> [Task to complete] Each line containing the word "administrators" must be collected.
━━ Information provided
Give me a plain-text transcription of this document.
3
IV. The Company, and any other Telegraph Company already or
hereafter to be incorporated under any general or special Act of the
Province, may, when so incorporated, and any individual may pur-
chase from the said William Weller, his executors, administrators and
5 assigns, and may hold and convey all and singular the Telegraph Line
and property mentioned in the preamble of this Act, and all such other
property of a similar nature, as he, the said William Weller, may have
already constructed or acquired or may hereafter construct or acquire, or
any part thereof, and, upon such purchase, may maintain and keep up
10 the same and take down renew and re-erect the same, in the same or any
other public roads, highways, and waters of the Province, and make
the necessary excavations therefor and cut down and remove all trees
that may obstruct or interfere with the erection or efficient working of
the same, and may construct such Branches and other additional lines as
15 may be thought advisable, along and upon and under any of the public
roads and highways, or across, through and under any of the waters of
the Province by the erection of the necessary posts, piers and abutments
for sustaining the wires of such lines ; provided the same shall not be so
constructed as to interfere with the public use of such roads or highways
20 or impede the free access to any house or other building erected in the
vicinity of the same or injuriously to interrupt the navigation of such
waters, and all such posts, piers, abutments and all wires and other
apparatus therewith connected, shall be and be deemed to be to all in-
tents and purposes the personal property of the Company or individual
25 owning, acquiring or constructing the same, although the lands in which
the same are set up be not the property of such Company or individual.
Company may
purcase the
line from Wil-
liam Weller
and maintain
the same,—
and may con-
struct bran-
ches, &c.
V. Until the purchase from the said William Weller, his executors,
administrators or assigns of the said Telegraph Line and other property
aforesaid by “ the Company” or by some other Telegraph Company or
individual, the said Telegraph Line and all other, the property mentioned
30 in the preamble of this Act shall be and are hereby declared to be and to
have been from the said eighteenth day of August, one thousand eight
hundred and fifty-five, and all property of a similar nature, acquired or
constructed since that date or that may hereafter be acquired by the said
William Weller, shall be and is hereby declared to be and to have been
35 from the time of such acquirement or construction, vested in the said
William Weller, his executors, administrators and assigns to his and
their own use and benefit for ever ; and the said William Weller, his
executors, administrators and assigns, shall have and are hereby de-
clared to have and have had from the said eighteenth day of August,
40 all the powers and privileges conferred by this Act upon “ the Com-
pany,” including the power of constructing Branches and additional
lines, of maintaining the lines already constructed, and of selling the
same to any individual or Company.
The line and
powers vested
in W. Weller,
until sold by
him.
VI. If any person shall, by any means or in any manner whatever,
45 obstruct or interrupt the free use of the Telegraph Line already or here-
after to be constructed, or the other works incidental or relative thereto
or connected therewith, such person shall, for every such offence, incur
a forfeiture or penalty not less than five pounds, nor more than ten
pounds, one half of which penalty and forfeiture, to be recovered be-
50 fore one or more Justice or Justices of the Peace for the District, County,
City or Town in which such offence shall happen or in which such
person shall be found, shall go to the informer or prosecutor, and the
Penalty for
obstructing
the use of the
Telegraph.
━━━━
> [Expected answer]
chase from the said William Weller, his executors, administrators and
administrators or assigns of the said Telegraph Line and other property
William Weller, his executors, administrators and assigns to his and
executors, administrators and assigns, shall have and are hereby de-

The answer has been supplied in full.